**Records excerpted from a collection**

::::

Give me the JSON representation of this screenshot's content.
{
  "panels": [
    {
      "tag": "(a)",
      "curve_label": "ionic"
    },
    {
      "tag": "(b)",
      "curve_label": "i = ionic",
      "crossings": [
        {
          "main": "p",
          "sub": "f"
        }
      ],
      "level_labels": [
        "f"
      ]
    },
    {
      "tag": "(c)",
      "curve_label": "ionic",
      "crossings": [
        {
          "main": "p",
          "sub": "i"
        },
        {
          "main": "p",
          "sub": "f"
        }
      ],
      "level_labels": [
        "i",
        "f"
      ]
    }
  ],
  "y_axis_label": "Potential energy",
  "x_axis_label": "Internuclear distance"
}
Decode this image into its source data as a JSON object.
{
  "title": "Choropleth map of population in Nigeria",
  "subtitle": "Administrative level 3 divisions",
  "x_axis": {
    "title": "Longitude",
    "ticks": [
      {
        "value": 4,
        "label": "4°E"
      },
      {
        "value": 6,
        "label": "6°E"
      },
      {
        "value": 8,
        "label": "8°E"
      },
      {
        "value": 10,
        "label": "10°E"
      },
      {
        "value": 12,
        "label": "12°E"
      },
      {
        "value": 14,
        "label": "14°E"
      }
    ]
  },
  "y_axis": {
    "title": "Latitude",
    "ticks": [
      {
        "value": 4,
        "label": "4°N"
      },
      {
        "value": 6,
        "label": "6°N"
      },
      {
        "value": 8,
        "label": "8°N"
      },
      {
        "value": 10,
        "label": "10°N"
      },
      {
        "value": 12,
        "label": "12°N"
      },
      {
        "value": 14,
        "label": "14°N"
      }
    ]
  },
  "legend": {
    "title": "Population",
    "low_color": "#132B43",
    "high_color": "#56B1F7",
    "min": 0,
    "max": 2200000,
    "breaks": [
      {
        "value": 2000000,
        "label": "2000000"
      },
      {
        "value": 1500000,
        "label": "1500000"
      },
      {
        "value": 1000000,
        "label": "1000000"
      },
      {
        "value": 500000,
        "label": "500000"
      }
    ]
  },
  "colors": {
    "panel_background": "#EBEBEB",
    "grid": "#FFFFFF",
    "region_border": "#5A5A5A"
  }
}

::::

Of all the lines in the listing above, how many include "ionic"? Write only the number.

3